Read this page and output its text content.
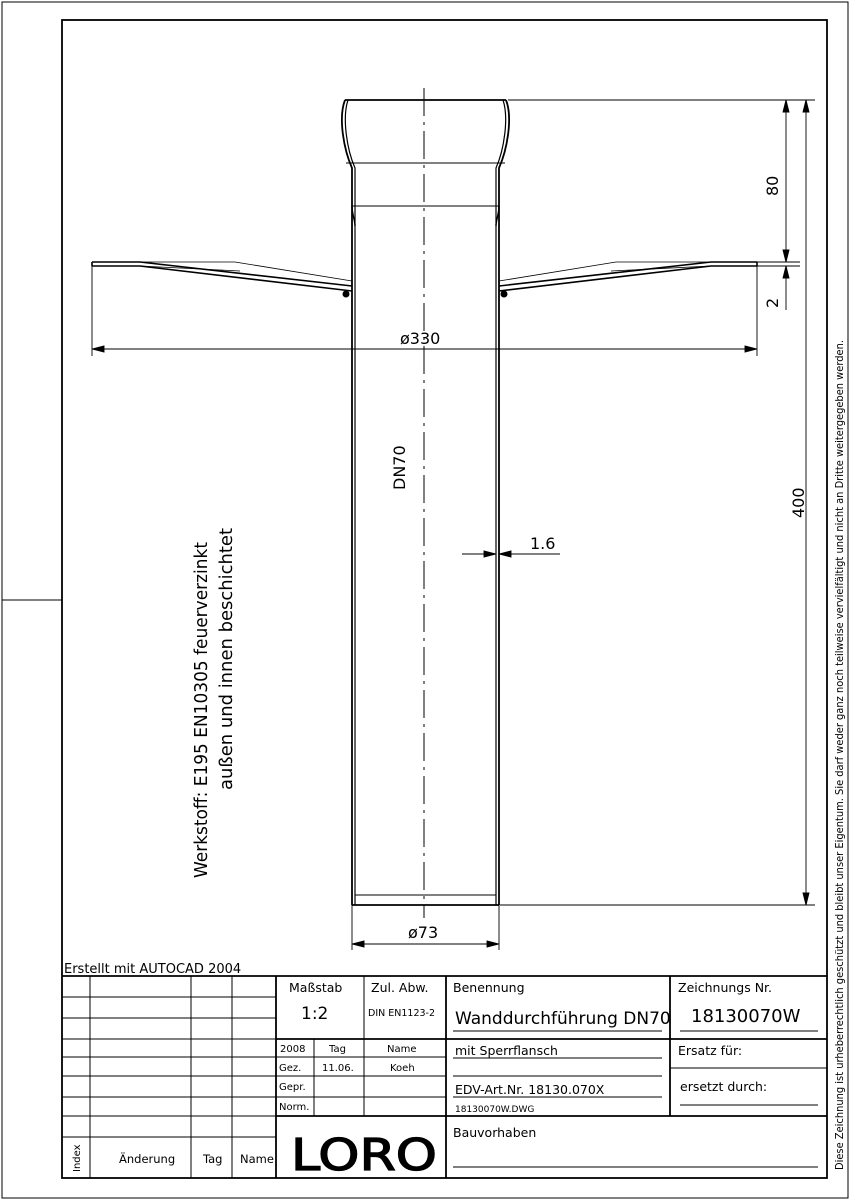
Diese Zeichnung ist urheberrechtlich geschützt und bleibt unser Eigentum. Sie darf weder ganz noch teilweise vervielfältigt und nicht an Dritte weitergegeben werden.
80
2
400
ø330
ø73
1.6
DN70
Werkstoff: E195 EN10305 feuerverzinkt außen und innen beschichtet
Erstellt mit AUTOCAD 2004
Index	Änderung Tag Name
Maßstab
1:2
Zul. Abw.
DIN EN1123-2
2008 Tag	Name
Gez. 11.06.	Koeh
Gepr.
Norm.
LORO
Benennung
Wanddurchführung DN70
mit Sperrflansch
EDV-Art.Nr. 18130.070X
18130070W.DWG
Bauvorhaben
Zeichnungs Nr.
18130070W
Ersatz für:
ersetzt durch:
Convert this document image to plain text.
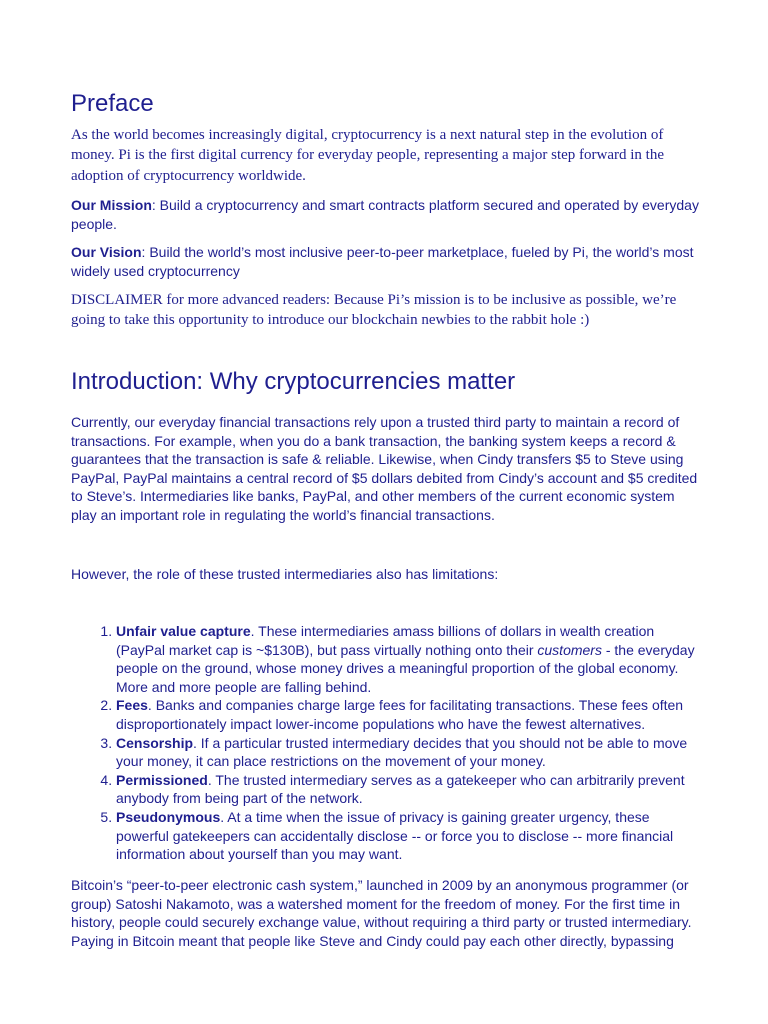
Preface

As the world becomes increasingly digital, cryptocurrency is a next natural step in the evolution of money. Pi is the first digital currency for everyday people, representing a major step forward in the adoption of cryptocurrency worldwide.

Our Mission: Build a cryptocurrency and smart contracts platform secured and operated by everyday people.

Our Vision: Build the world’s most inclusive peer-to-peer marketplace, fueled by Pi, the world’s most widely used cryptocurrency

DISCLAIMER for more advanced readers: Because Pi’s mission is to be inclusive as possible, we’re going to take this opportunity to introduce our blockchain newbies to the rabbit hole :)

Introduction: Why cryptocurrencies matter

Currently, our everyday financial transactions rely upon a trusted third party to maintain a record of transactions. For example, when you do a bank transaction, the banking system keeps a record & guarantees that the transaction is safe & reliable. Likewise, when Cindy transfers $5 to Steve using PayPal, PayPal maintains a central record of $5 dollars debited from Cindy’s account and $5 credited to Steve’s. Intermediaries like banks, PayPal, and other members of the current economic system play an important role in regulating the world’s financial transactions.

However, the role of these trusted intermediaries also has limitations:

1. Unfair value capture. These intermediaries amass billions of dollars in wealth creation (PayPal market cap is ~$130B), but pass virtually nothing onto their customers - the everyday people on the ground, whose money drives a meaningful proportion of the global economy. More and more people are falling behind.
2. Fees. Banks and companies charge large fees for facilitating transactions. These fees often disproportionately impact lower-income populations who have the fewest alternatives.
3. Censorship. If a particular trusted intermediary decides that you should not be able to move your money, it can place restrictions on the movement of your money.
4. Permissioned. The trusted intermediary serves as a gatekeeper who can arbitrarily prevent anybody from being part of the network.
5. Pseudonymous. At a time when the issue of privacy is gaining greater urgency, these powerful gatekeepers can accidentally disclose -- or force you to disclose -- more financial information about yourself than you may want.

Bitcoin’s “peer-to-peer electronic cash system,” launched in 2009 by an anonymous programmer (or group) Satoshi Nakamoto, was a watershed moment for the freedom of money. For the first time in history, people could securely exchange value, without requiring a third party or trusted intermediary. Paying in Bitcoin meant that people like Steve and Cindy could pay each other directly, bypassing
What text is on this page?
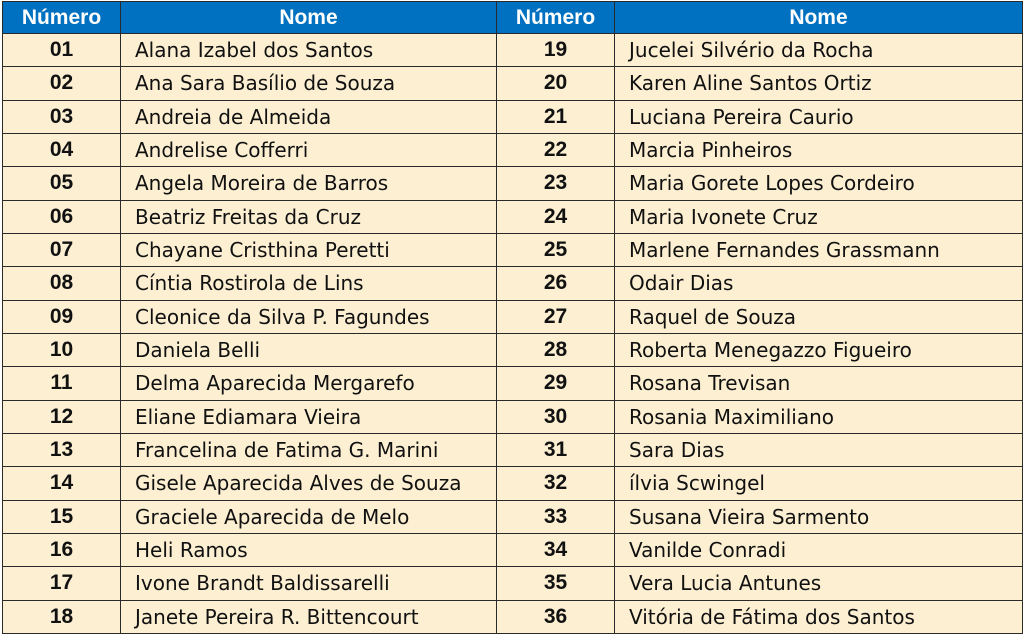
Número	Nome	Número	Nome
01	Alana Izabel dos Santos	19	Jucelei Silvério da Rocha
02	Ana Sara Basílio de Souza	20	Karen Aline Santos Ortiz
03	Andreia de Almeida	21	Luciana Pereira Caurio
04	Andrelise Cofferri	22	Marcia Pinheiros
05	Angela Moreira de Barros	23	Maria Gorete Lopes Cordeiro
06	Beatriz Freitas da Cruz	24	Maria Ivonete Cruz
07	Chayane Cristhina Peretti	25	Marlene Fernandes Grassmann
08	Cíntia Rostirola de Lins	26	Odair Dias
09	Cleonice da Silva P. Fagundes	27	Raquel de Souza
10	Daniela Belli	28	Roberta Menegazzo Figueiro
11	Delma Aparecida Mergarefo	29	Rosana Trevisan
12	Eliane Ediamara Vieira	30	Rosania Maximiliano
13	Francelina de Fatima G. Marini	31	Sara Dias
14	Gisele Aparecida Alves de Souza	32	ílvia Scwingel
15	Graciele Aparecida de Melo	33	Susana Vieira Sarmento
16	Heli Ramos	34	Vanilde Conradi
17	Ivone Brandt Baldissarelli	35	Vera Lucia Antunes
18	Janete Pereira R. Bittencourt	36	Vitória de Fátima dos Santos
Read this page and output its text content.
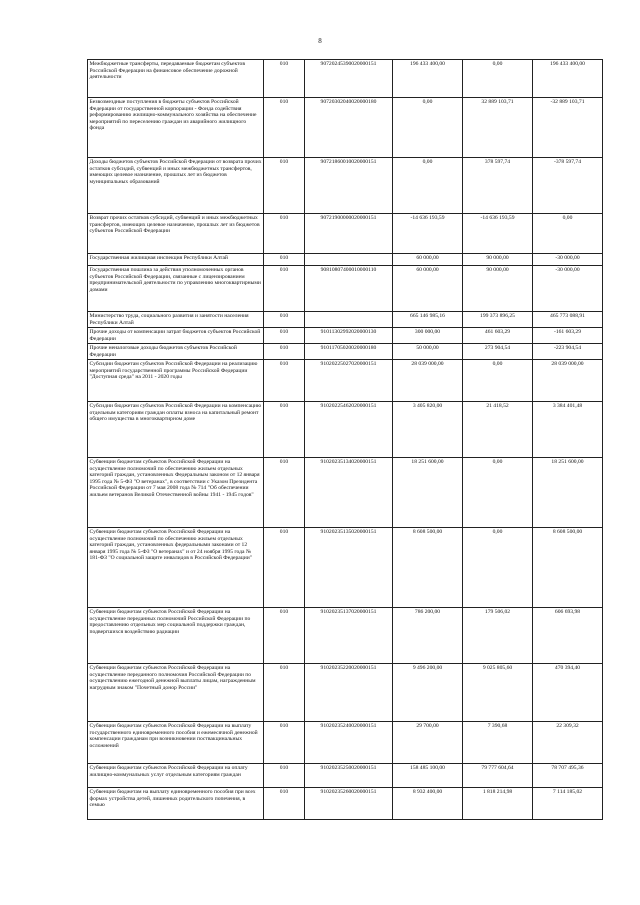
8
Межбюджетные трансферты, передаваемые бюджетам субъектов Российской Федерации на финансовое обеспечение дорожной деятельности	010	90720245390020000151	196 433 400,00	0,00	196 433 400,00
Безвозмездные поступления в бюджеты субъектов Российской Федерации от государственной корпорации - Фонда содействия реформированию жилищно-коммунального хозяйства на обеспечение мероприятий по переселению граждан из аварийного жилищного фонда	010	90720302040020000180	0,00	32 889 103,71	-32 889 103,71
Доходы бюджетов субъектов Российской Федерации от возврата прочих остатков субсидий, субвенций и иных межбюджетных трансфертов, имеющих целевое назначение, прошлых лет из бюджетов муниципальных образований	010	90721860010020000151	0,00	378 597,74	-378 597,74
Возврат прочих остатков субсидий, субвенций и иных межбюджетных трансфертов, имеющих целевое назначение, прошлых лет из бюджетов субъектов Российской Федерации	010	90721900000020000151	-14 636 193,59	-14 636 193,59	0,00
Государственная жилищная инспекция Республики Алтай	010		60 000,00	90 000,00	-30 000,00
Государственная пошлина за действия уполномоченных органов субъектов Российской Федерации, связанные с лицензированием предпринимательской деятельности по управлению многоквартирными домами	010	90810807400010000110	60 000,00	90 000,00	-30 000,00
Министерство труда, социального развития и занятости населения Республики Алтай	010		665 146 985,16	199 373 896,25	465 773 088,91
Прочие доходы от компенсации затрат бюджетов субъектов Российской Федерации	010	91011302992020000130	300 000,00	461 603,29	-161 603,29
Прочие неналоговые доходы бюджетов субъектов Российской Федерации	010	91011705020020000180	50 000,00	273 904,54	-223 904,54
Субсидии бюджетам субъектов Российской Федерации на реализацию мероприятий государственной программы Российской Федерации "Доступная среда" на 2011 - 2020 годы	010	91020225027020000151	28 039 000,00	0,00	28 039 000,00
Субсидии бюджетам субъектов Российской Федерации на компенсацию отдельным категориям граждан оплаты взноса на капитальный ремонт общего имущества в многоквартирном доме	010	91020225462020000151	3 405 820,00	21 418,52	3 384 401,48
Субвенции бюджетам субъектов Российской Федерации на осуществление полномочий по обеспечению жильем отдельных категорий граждан, установленных Федеральным законом от 12 января 1995 года № 5-ФЗ "О ветеранах", в соответствии с Указом Президента Российской Федерации от 7 мая 2008 года № 714 "Об обеспечении жильем ветеранов Великой Отечественной войны 1941 - 1945 годов"	010	91020235134020000151	18 251 600,00	0,00	18 251 600,00
Субвенции бюджетам субъектов Российской Федерации на осуществление полномочий по обеспечению жильем отдельных категорий граждан, установленных федеральными законами от 12 января 1995 года № 5-ФЗ "О ветеранах" и от 24 ноября 1995 года № 181-ФЗ "О социальной защите инвалидов в Российской Федерации"	010	91020235135020000151	8 608 500,00	0,00	8 608 500,00
Субвенции бюджетам субъектов Российской Федерации на осуществление переданных полномочий Российской Федерации по предоставлению отдельных мер социальной поддержки граждан, подвергшихся воздействию радиации	010	91020235137020000151	786 200,00	179 506,02	606 693,98
Субвенции бюджетам субъектов Российской Федерации на осуществление переданного полномочия Российской Федерации по осуществлению ежегодной денежной выплаты лицам, награжденным нагрудным знаком "Почетный донор России"	010	91020235220020000151	9 496 200,00	9 025 805,60	470 394,40
Субвенции бюджетам субъектов Российской Федерации на выплату государственного единовременного пособия и ежемесячной денежной компенсации гражданам при возникновении поствакцинальных осложнений	010	91020235240020000151	29 700,00	7 390,68	22 309,32
Субвенции бюджетам субъектов Российской Федерации на оплату жилищно-коммунальных услуг отдельным категориям граждан	010	91020235250020000151	158 485 100,00	79 777 604,64	78 707 495,36
Субвенции бюджетам на выплату единовременного пособия при всех формах устройства детей, лишенных родительского попечения, в семью	010	91020235260020000151	8 932 400,00	1 818 214,98	7 114 185,02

Directions → Scan the listing above for the word "financial" and show each line where it is found.

Result →
Currently, our everyday financial transactions rely upon a trusted third party to maintain a record of transactions. For example, when you do a bank transaction, the banking system keeps a record & guarantees that the transaction is safe & reliable. Likewise, when Cindy transfers $5 to Steve using PayPal, PayPal maintains a central record of $5 dollars debited from Cindy’s account and $5 credited to Steve’s. Intermediaries like banks, PayPal, and other members of the current economic system play an important role in regulating the world’s financial transactions.
5. Pseudonymous. At a time when the issue of privacy is gaining greater urgency, these powerful gatekeepers can accidentally disclose -- or force you to disclose -- more financial information about yourself than you may want.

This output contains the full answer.